What you need to do – Every entry must be repeated exactly. Exclude all pictures.

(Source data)
========

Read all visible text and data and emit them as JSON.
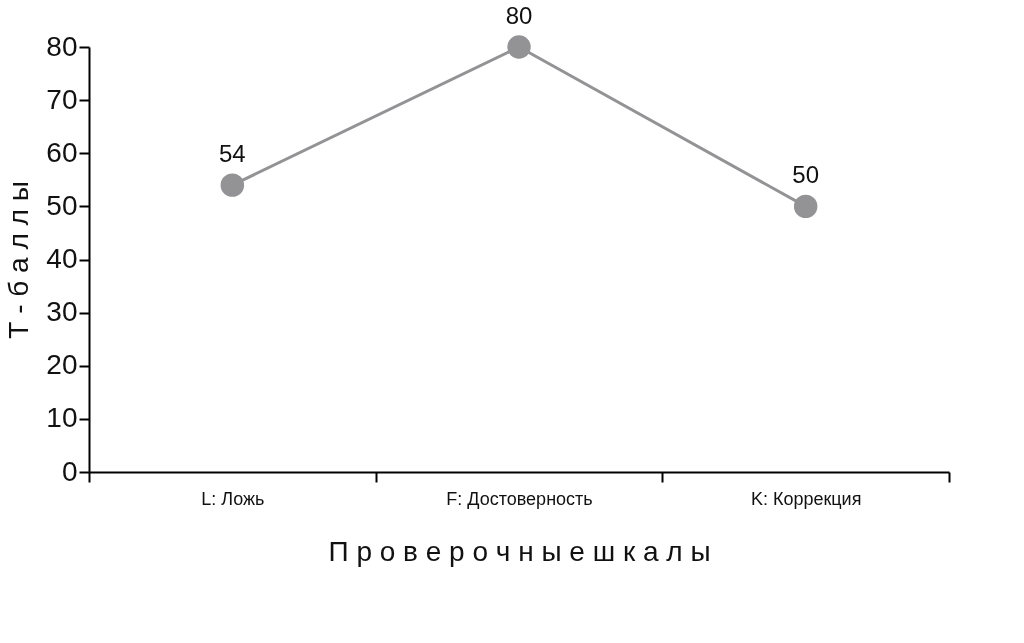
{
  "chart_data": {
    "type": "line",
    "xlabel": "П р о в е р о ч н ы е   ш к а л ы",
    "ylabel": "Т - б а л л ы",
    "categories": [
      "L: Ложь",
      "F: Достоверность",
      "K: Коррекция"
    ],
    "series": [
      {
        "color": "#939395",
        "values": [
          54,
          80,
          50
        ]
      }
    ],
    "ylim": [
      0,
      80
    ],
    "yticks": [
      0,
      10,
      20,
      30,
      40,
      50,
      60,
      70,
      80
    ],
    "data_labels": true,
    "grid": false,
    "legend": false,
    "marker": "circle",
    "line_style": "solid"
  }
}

========

Written solution –
Read all visible text and data and emit them as JSON.
{
  "chart_data": {
    "type": "line",
    "xlabel": "П р о в е р о ч н ы е   ш к а л ы",
    "ylabel": "Т - б а л л ы",
    "categories": [
      "L: Ложь",
      "F: Достоверность",
      "K: Коррекция"
    ],
    "series": [
      {
        "color": "#939395",
        "values": [
          54,
          80,
          50
        ]
      }
    ],
    "ylim": [
      0,
      80
    ],
    "yticks": [
      0,
      10,
      20,
      30,
      40,
      50,
      60,
      70,
      80
    ],
    "data_labels": true,
    "grid": false,
    "legend": false,
    "marker": "circle",
    "line_style": "solid"
  }
}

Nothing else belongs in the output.